═════ The data

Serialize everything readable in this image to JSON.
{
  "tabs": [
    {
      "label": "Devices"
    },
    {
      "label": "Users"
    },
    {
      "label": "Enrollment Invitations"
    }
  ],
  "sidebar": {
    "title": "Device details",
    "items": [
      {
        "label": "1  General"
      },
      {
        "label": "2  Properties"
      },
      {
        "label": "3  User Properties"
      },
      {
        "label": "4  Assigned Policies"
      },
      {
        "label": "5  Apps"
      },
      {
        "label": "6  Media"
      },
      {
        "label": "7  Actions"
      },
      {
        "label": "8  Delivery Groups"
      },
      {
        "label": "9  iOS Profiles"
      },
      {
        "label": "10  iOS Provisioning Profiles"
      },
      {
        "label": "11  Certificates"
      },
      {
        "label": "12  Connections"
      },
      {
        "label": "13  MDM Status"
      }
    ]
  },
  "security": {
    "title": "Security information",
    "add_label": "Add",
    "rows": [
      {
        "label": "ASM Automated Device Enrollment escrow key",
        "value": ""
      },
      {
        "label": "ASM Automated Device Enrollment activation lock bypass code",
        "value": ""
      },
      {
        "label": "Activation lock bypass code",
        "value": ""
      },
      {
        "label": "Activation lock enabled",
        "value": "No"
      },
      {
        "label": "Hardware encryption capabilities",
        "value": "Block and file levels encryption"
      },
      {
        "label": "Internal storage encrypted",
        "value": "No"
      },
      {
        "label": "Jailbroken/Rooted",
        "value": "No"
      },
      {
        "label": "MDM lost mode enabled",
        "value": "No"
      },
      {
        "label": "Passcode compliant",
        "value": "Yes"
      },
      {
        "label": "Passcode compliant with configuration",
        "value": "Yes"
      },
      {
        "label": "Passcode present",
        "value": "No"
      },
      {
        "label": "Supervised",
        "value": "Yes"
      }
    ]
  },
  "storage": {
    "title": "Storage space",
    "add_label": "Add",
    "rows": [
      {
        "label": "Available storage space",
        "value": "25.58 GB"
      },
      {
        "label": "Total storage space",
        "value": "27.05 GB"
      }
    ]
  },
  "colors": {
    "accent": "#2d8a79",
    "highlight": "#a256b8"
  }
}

══════════

Which lines above contain the word "enabled"? Copy each of them.

        "label": "Activation lock enabled",
        "label": "MDM lost mode enabled",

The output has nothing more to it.